------ Entries shown ------
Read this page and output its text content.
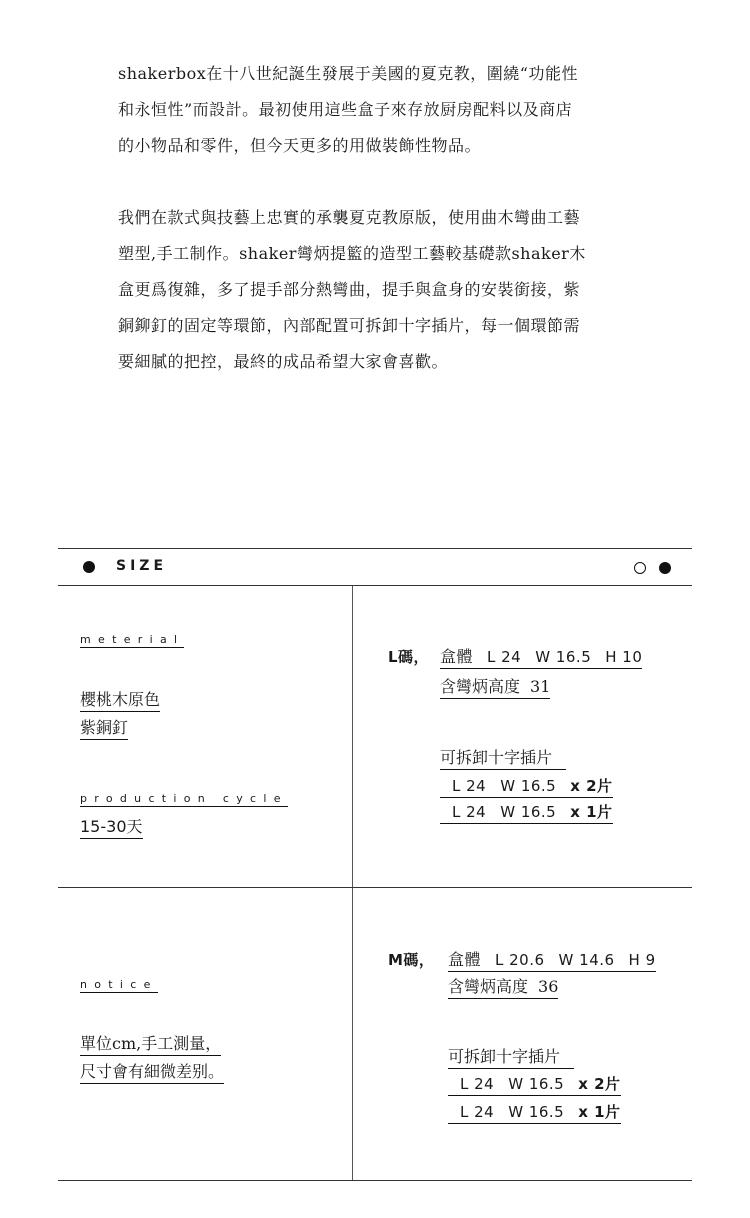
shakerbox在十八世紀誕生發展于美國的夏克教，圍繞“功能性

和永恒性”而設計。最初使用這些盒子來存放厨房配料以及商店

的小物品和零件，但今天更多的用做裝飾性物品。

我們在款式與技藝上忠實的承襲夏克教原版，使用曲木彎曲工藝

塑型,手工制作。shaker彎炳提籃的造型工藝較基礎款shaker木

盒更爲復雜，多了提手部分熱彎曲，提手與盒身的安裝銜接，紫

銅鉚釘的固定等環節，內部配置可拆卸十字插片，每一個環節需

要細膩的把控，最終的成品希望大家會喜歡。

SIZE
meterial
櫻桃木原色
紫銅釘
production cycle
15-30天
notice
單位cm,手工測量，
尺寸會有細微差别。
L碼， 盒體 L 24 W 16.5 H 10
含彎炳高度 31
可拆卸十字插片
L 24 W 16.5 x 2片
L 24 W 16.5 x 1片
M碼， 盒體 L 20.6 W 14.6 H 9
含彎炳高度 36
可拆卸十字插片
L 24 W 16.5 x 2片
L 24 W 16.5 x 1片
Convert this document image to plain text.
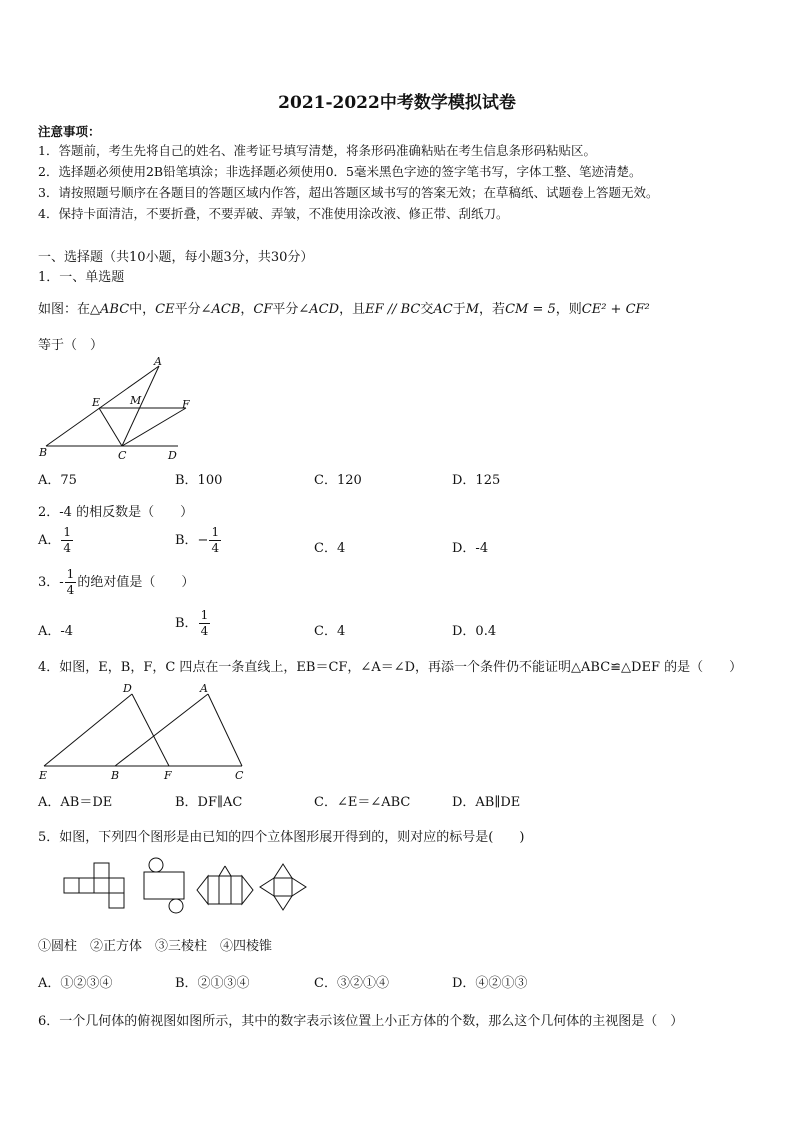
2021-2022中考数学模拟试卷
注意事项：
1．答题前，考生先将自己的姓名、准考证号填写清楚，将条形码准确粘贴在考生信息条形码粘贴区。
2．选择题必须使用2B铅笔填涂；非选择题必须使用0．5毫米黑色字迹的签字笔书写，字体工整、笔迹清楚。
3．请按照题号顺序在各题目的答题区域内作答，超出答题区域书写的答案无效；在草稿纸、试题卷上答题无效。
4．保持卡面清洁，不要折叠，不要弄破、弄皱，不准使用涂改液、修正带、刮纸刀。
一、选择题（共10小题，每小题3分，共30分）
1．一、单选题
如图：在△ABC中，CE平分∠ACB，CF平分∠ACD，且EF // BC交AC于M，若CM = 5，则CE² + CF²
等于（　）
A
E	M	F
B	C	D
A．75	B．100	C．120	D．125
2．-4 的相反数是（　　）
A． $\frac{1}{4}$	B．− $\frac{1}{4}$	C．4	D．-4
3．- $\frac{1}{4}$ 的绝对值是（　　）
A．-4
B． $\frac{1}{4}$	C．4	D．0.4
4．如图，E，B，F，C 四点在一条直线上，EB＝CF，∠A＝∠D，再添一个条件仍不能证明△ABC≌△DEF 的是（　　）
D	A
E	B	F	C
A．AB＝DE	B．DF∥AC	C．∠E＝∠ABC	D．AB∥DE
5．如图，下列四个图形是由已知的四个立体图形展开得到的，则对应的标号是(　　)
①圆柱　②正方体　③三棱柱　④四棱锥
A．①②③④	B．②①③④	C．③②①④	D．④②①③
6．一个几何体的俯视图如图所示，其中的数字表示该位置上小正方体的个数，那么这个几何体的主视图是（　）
------
Exercise directions =>
Every record above must be given again exactly; drop the pictures.

Final result =>
Read this page and output its text content.
shakerbox在十八世紀誕生發展于美國的夏克教，圍繞“功能性

和永恒性”而設計。最初使用這些盒子來存放厨房配料以及商店

的小物品和零件，但今天更多的用做裝飾性物品。

我們在款式與技藝上忠實的承襲夏克教原版，使用曲木彎曲工藝

塑型,手工制作。shaker彎炳提籃的造型工藝較基礎款shaker木

盒更爲復雜，多了提手部分熱彎曲，提手與盒身的安裝銜接，紫

銅鉚釘的固定等環節，內部配置可拆卸十字插片，每一個環節需

要細膩的把控，最終的成品希望大家會喜歡。

SIZE
meterial
櫻桃木原色
紫銅釘
production cycle
15-30天
notice
單位cm,手工測量，
尺寸會有細微差别。
L碼， 盒體 L 24 W 16.5 H 10
含彎炳高度 31
可拆卸十字插片
L 24 W 16.5 x 2片
L 24 W 16.5 x 1片
M碼， 盒體 L 20.6 W 14.6 H 9
含彎炳高度 36
可拆卸十字插片
L 24 W 16.5 x 2片
L 24 W 16.5 x 1片
Convert this document image to plain text.
2021-2022中考数学模拟试卷
注意事项：
1．答题前，考生先将自己的姓名、准考证号填写清楚，将条形码准确粘贴在考生信息条形码粘贴区。
2．选择题必须使用2B铅笔填涂；非选择题必须使用0．5毫米黑色字迹的签字笔书写，字体工整、笔迹清楚。
3．请按照题号顺序在各题目的答题区域内作答，超出答题区域书写的答案无效；在草稿纸、试题卷上答题无效。
4．保持卡面清洁，不要折叠，不要弄破、弄皱，不准使用涂改液、修正带、刮纸刀。
一、选择题（共10小题，每小题3分，共30分）
1．一、单选题
如图：在△ABC中，CE平分∠ACB，CF平分∠ACD，且EF // BC交AC于M，若CM = 5，则CE² + CF²
等于（　）
A
E	M	F
B	C	D
A．75	B．100	C．120	D．125
2．-4 的相反数是（　　）
A． $\frac{1}{4}$	B．− $\frac{1}{4}$	C．4	D．-4
3．- $\frac{1}{4}$ 的绝对值是（　　）
A．-4
B． $\frac{1}{4}$	C．4	D．0.4
4．如图，E，B，F，C 四点在一条直线上，EB＝CF，∠A＝∠D，再添一个条件仍不能证明△ABC≌△DEF 的是（　　）
D	A
E	B	F	C
A．AB＝DE	B．DF∥AC	C．∠E＝∠ABC	D．AB∥DE
5．如图，下列四个图形是由已知的四个立体图形展开得到的，则对应的标号是(　　)
①圆柱　②正方体　③三棱柱　④四棱锥
A．①②③④	B．②①③④	C．③②①④	D．④②①③
6．一个几何体的俯视图如图所示，其中的数字表示该位置上小正方体的个数，那么这个几何体的主视图是（　）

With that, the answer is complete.